TO BE DONE:
Make an exact copy of all the records.

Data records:
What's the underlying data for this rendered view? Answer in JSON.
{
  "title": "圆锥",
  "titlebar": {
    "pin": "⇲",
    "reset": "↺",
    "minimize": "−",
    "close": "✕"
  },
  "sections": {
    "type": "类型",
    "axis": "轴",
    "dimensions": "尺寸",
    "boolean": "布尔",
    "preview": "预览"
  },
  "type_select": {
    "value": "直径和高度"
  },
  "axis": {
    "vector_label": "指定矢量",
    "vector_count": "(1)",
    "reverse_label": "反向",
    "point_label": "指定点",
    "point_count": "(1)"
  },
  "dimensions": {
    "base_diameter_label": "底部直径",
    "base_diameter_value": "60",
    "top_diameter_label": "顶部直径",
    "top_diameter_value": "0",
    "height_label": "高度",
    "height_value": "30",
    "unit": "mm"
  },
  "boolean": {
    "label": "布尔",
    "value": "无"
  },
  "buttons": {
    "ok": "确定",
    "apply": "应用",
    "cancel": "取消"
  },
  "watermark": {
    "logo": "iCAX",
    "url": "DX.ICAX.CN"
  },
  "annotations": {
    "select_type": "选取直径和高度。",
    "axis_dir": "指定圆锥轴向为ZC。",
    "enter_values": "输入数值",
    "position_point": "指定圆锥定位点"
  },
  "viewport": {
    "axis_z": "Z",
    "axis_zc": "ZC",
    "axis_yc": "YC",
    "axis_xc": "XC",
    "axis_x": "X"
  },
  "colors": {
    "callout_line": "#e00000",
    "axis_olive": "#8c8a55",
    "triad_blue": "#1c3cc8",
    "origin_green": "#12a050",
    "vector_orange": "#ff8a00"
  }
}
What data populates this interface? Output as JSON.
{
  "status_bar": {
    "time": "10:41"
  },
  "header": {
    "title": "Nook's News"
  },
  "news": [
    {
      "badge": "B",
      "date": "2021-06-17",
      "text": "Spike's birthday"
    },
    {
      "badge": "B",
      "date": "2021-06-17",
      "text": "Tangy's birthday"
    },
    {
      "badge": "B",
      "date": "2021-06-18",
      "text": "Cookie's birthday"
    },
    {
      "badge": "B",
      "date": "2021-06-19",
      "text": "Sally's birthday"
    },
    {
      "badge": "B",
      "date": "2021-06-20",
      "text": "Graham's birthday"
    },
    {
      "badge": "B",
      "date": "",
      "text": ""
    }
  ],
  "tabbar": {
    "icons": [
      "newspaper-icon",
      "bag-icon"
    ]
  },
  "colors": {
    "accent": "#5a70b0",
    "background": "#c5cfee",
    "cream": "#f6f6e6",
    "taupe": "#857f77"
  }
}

RESPONSE:
What's the underlying data for this rendered view? Answer in JSON.
{
  "title": "圆锥",
  "titlebar": {
    "pin": "⇲",
    "reset": "↺",
    "minimize": "−",
    "close": "✕"
  },
  "sections": {
    "type": "类型",
    "axis": "轴",
    "dimensions": "尺寸",
    "boolean": "布尔",
    "preview": "预览"
  },
  "type_select": {
    "value": "直径和高度"
  },
  "axis": {
    "vector_label": "指定矢量",
    "vector_count": "(1)",
    "reverse_label": "反向",
    "point_label": "指定点",
    "point_count": "(1)"
  },
  "dimensions": {
    "base_diameter_label": "底部直径",
    "base_diameter_value": "60",
    "top_diameter_label": "顶部直径",
    "top_diameter_value": "0",
    "height_label": "高度",
    "height_value": "30",
    "unit": "mm"
  },
  "boolean": {
    "label": "布尔",
    "value": "无"
  },
  "buttons": {
    "ok": "确定",
    "apply": "应用",
    "cancel": "取消"
  },
  "watermark": {
    "logo": "iCAX",
    "url": "DX.ICAX.CN"
  },
  "annotations": {
    "select_type": "选取直径和高度。",
    "axis_dir": "指定圆锥轴向为ZC。",
    "enter_values": "输入数值",
    "position_point": "指定圆锥定位点"
  },
  "viewport": {
    "axis_z": "Z",
    "axis_zc": "ZC",
    "axis_yc": "YC",
    "axis_xc": "XC",
    "axis_x": "X"
  },
  "colors": {
    "callout_line": "#e00000",
    "axis_olive": "#8c8a55",
    "triad_blue": "#1c3cc8",
    "origin_green": "#12a050",
    "vector_orange": "#ff8a00"
  }
}
What data populates this interface? Output as JSON.
{
  "status_bar": {
    "time": "10:41"
  },
  "header": {
    "title": "Nook's News"
  },
  "news": [
    {
      "badge": "B",
      "date": "2021-06-17",
      "text": "Spike's birthday"
    },
    {
      "badge": "B",
      "date": "2021-06-17",
      "text": "Tangy's birthday"
    },
    {
      "badge": "B",
      "date": "2021-06-18",
      "text": "Cookie's birthday"
    },
    {
      "badge": "B",
      "date": "2021-06-19",
      "text": "Sally's birthday"
    },
    {
      "badge": "B",
      "date": "2021-06-20",
      "text": "Graham's birthday"
    },
    {
      "badge": "B",
      "date": "",
      "text": ""
    }
  ],
  "tabbar": {
    "icons": [
      "newspaper-icon",
      "bag-icon"
    ]
  },
  "colors": {
    "accent": "#5a70b0",
    "background": "#c5cfee",
    "cream": "#f6f6e6",
    "taupe": "#857f77"
  }
}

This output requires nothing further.